begin Information provided

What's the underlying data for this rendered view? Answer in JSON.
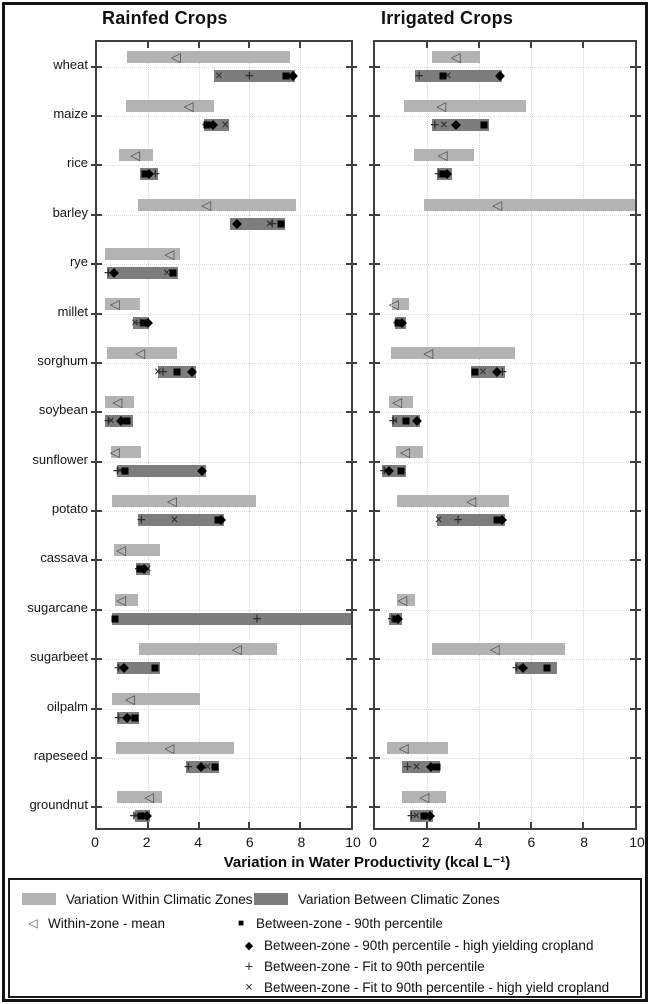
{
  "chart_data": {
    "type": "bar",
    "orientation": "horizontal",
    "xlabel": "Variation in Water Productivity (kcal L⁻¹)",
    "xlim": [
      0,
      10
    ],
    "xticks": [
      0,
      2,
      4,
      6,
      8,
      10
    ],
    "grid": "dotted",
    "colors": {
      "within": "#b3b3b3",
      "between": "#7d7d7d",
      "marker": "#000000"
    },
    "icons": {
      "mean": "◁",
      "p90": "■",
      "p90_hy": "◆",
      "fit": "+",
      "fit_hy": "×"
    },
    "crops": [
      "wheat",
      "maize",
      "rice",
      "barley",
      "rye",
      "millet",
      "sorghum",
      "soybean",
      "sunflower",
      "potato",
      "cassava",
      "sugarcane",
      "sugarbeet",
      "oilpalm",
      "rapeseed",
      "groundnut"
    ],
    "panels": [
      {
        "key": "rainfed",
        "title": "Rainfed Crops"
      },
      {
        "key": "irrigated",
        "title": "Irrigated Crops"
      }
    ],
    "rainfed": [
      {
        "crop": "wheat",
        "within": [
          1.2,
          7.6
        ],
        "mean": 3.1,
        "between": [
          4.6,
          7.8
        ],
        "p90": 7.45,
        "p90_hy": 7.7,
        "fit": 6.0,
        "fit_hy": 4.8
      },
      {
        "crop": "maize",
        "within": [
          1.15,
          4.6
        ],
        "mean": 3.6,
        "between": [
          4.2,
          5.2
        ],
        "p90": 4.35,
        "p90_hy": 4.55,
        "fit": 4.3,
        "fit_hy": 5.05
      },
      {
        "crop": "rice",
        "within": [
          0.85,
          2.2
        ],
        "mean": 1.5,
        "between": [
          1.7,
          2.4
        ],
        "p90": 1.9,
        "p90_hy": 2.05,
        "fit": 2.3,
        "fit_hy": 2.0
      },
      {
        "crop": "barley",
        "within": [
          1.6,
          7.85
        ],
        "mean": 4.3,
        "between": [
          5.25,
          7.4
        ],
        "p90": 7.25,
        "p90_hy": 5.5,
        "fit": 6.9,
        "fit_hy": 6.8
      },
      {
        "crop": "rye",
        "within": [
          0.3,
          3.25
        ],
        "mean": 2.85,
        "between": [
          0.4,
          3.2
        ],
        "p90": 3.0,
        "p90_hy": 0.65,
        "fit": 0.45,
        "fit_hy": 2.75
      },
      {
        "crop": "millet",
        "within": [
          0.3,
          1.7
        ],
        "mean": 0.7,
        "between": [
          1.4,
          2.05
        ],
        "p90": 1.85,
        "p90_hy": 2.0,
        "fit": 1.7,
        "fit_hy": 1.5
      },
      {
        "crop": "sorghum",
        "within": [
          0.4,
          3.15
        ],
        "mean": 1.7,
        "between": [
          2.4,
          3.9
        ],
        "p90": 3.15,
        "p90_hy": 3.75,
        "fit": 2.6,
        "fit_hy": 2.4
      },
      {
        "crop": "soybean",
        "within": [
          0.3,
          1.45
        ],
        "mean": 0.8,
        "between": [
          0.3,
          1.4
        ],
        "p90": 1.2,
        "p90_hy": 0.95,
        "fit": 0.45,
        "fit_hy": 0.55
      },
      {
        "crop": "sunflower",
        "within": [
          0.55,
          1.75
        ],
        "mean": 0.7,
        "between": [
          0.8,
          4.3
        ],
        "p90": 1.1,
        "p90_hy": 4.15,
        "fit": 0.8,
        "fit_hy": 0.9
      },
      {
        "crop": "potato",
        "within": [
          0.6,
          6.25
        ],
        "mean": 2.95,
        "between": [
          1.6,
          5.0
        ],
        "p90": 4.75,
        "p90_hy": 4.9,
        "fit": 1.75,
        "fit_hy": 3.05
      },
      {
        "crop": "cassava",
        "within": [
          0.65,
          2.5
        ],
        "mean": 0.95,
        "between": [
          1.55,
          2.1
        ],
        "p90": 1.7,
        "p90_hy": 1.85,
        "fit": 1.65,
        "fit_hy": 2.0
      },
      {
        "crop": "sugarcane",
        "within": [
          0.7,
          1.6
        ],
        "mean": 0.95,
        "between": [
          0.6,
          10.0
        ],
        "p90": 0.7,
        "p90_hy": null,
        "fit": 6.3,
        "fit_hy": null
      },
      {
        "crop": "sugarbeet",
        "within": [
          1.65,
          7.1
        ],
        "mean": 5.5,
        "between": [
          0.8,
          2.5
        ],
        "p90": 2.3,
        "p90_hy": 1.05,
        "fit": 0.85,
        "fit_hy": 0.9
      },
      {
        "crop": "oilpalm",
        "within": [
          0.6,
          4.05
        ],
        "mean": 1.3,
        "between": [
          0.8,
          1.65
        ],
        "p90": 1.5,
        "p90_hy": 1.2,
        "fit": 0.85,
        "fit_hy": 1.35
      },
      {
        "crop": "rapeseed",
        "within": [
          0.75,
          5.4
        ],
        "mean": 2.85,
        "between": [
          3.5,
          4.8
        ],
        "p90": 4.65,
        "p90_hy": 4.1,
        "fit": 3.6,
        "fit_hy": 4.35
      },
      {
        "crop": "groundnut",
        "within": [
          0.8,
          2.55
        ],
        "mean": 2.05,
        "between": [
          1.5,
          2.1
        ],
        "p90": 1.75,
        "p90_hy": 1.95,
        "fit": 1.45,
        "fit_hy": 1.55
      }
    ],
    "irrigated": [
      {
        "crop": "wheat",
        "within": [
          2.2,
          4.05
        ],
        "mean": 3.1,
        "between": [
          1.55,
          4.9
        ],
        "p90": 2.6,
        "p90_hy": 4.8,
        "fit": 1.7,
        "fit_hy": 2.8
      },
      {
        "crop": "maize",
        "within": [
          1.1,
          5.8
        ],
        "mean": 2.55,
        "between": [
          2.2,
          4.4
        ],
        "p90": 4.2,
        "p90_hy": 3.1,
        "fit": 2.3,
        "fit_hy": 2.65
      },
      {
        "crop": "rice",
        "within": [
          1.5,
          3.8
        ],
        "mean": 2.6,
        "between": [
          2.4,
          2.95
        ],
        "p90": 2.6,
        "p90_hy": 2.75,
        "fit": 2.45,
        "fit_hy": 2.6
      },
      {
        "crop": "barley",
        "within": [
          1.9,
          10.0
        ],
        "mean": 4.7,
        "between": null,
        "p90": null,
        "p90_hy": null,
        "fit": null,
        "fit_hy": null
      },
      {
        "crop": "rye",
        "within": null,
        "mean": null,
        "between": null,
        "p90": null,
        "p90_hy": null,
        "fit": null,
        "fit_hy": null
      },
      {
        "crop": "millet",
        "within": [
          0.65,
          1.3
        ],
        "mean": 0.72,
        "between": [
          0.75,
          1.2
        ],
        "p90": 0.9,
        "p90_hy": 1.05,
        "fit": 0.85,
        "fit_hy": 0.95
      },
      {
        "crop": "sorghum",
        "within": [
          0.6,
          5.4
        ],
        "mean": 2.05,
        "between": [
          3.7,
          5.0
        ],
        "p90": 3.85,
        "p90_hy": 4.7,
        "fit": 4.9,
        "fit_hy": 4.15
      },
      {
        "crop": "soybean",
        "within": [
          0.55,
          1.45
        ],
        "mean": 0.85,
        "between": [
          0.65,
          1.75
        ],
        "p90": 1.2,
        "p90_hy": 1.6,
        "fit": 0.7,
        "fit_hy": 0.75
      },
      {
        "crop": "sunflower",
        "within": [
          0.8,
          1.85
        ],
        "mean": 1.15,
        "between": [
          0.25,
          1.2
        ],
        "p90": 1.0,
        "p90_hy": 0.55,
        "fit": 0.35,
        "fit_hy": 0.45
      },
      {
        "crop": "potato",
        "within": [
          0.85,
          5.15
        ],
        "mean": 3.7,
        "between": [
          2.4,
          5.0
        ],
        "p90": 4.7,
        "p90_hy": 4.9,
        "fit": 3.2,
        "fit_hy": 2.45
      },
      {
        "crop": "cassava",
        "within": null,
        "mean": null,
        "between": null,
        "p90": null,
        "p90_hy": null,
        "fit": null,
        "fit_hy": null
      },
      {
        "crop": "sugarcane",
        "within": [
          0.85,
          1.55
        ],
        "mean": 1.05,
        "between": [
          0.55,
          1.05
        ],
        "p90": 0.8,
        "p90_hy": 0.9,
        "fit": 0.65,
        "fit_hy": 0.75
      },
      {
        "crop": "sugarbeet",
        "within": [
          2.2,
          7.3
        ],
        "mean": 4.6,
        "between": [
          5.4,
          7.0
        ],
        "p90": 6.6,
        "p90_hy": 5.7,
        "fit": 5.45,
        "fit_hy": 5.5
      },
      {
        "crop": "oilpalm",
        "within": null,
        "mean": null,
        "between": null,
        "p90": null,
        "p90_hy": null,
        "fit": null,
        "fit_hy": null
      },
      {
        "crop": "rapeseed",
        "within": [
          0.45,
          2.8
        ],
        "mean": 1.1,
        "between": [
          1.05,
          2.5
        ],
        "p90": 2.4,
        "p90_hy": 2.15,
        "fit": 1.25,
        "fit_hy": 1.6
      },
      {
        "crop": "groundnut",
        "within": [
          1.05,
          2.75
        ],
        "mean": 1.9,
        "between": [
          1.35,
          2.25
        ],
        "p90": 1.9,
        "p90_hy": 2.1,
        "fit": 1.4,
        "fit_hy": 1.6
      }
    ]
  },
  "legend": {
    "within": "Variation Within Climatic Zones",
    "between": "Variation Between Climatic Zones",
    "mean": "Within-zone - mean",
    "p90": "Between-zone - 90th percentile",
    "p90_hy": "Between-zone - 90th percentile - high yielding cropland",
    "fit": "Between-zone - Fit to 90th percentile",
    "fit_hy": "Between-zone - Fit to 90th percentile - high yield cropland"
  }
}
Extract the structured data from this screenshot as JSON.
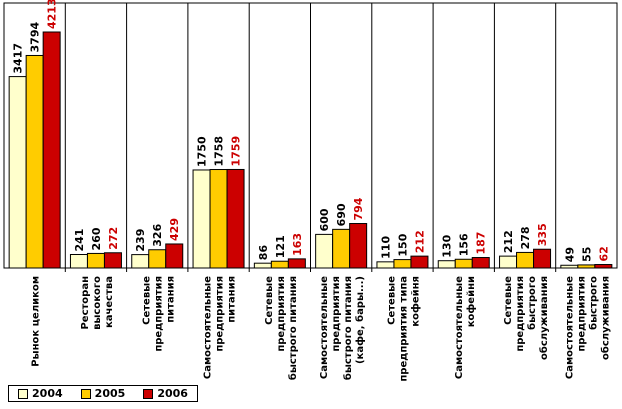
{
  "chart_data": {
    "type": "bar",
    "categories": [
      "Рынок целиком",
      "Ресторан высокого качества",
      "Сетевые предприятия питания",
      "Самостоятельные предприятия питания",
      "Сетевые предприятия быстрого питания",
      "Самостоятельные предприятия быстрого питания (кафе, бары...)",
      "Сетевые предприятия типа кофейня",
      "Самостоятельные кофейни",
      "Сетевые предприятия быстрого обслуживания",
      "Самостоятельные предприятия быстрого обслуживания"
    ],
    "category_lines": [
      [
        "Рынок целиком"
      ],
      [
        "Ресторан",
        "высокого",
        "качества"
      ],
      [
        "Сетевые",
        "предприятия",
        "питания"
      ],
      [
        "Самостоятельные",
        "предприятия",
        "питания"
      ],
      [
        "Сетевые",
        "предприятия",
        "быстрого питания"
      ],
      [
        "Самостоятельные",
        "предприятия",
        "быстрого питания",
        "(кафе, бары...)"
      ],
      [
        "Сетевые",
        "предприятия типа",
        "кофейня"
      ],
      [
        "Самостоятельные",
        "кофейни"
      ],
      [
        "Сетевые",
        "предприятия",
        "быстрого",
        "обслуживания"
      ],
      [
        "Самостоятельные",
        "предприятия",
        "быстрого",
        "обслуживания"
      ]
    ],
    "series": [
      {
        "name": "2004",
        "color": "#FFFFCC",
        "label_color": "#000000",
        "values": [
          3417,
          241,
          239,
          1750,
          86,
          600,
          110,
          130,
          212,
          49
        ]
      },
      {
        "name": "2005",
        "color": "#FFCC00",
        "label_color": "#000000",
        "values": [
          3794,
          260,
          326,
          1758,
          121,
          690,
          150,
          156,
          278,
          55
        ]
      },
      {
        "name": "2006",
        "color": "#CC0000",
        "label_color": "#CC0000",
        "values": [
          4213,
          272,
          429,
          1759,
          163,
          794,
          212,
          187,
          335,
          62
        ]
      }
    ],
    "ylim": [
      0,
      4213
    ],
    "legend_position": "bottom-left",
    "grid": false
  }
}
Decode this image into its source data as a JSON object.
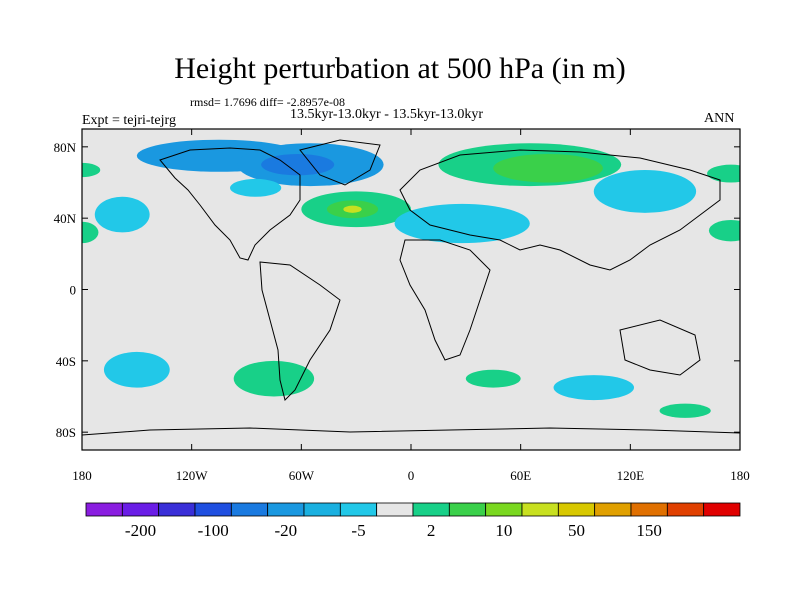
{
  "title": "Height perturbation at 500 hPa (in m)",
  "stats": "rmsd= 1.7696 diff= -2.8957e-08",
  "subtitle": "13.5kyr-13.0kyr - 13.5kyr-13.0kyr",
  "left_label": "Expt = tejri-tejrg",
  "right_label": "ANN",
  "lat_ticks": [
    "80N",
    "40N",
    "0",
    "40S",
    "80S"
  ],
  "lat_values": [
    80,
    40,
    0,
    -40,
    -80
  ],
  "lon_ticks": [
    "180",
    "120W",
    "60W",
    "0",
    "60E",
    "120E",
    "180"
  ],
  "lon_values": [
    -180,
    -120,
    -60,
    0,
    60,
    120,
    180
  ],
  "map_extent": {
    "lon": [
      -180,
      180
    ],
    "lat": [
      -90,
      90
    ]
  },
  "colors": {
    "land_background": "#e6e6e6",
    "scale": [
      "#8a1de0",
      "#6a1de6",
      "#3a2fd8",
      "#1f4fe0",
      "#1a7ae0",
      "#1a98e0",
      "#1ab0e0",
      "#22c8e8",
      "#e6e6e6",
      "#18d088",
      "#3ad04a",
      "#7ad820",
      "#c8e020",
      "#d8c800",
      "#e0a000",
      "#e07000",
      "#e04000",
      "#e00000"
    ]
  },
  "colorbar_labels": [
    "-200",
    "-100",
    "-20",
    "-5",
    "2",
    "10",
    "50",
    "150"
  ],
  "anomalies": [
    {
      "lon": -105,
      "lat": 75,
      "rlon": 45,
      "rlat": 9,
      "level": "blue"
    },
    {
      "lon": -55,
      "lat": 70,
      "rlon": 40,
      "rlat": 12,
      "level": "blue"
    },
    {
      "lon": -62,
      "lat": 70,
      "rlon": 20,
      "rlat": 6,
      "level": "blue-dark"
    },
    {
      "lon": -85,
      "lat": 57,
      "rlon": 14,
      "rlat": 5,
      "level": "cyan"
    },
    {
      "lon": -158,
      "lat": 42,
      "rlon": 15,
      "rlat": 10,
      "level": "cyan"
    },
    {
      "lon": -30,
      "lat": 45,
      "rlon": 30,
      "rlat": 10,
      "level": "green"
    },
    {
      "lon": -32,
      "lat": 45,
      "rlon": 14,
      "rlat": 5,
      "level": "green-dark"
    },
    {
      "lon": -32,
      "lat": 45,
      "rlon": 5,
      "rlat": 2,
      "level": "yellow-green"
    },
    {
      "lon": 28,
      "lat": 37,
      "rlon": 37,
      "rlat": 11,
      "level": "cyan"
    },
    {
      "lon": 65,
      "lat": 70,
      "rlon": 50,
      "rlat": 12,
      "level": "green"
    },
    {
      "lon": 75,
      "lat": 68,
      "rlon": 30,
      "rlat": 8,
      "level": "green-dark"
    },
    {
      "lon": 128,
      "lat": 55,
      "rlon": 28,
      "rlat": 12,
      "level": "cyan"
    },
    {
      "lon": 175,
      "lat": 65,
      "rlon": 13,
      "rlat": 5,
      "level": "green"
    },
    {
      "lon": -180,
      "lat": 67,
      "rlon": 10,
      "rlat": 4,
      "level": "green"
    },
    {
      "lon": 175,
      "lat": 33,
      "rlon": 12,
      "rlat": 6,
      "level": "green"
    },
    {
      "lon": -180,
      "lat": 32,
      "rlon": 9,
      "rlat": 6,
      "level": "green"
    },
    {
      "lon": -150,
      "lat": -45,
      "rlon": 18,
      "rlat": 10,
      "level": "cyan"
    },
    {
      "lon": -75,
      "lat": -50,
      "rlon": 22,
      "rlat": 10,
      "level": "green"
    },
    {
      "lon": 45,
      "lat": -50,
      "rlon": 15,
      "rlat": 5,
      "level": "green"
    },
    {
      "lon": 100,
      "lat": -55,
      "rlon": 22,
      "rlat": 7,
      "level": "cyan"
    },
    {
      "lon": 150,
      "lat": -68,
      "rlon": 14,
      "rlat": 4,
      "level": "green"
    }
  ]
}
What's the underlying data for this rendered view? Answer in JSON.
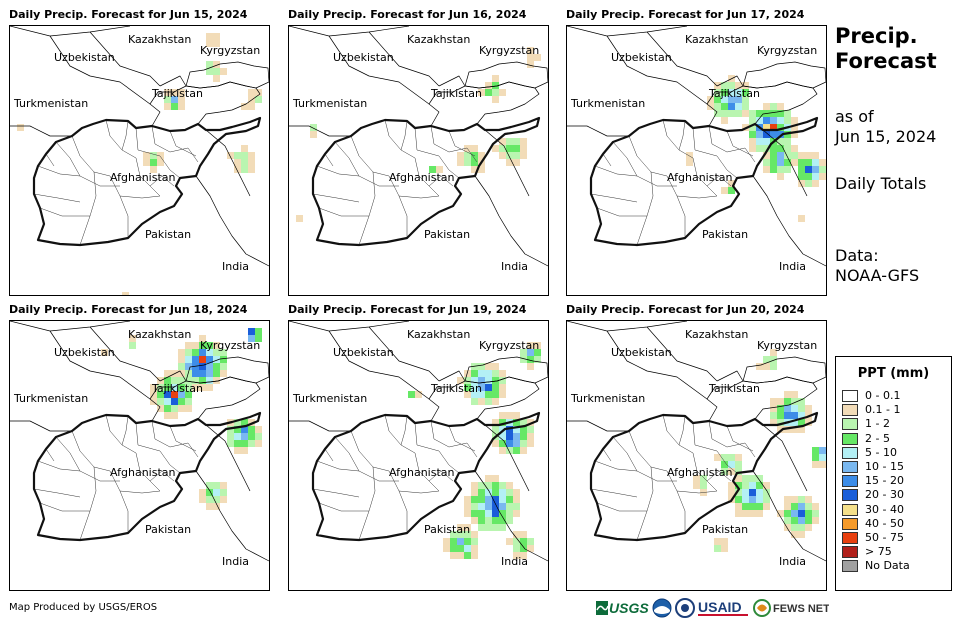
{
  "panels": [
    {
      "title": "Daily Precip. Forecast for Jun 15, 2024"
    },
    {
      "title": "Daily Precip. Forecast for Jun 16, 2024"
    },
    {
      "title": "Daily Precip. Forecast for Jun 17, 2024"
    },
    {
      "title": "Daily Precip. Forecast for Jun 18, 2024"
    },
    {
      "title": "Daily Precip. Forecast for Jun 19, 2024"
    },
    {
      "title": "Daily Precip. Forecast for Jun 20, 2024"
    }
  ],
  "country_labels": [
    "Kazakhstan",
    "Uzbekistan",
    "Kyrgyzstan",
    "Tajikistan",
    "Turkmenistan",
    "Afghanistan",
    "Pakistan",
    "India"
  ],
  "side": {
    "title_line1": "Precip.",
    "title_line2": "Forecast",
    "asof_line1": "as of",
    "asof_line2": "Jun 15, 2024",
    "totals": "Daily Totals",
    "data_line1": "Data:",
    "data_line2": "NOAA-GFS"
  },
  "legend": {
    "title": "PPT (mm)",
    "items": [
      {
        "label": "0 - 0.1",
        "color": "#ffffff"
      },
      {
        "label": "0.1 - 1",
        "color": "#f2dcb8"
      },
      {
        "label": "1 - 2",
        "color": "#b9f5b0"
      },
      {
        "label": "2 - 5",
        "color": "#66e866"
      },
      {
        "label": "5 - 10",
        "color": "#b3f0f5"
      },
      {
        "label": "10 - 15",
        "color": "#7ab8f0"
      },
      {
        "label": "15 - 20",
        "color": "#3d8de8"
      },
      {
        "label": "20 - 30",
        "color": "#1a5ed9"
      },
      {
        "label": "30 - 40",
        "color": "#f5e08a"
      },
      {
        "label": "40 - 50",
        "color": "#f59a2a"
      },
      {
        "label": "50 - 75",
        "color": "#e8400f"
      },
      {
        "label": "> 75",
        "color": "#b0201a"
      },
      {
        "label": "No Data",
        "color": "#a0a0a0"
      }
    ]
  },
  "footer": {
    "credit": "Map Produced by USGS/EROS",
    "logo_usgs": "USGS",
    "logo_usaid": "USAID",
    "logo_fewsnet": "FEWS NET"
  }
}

end Information provided

• _Directive_: Identify and copy lines that hold the string "типа".

• _Finished task_:
      "Сетевые предприятия типа кофейня",
        "предприятия типа",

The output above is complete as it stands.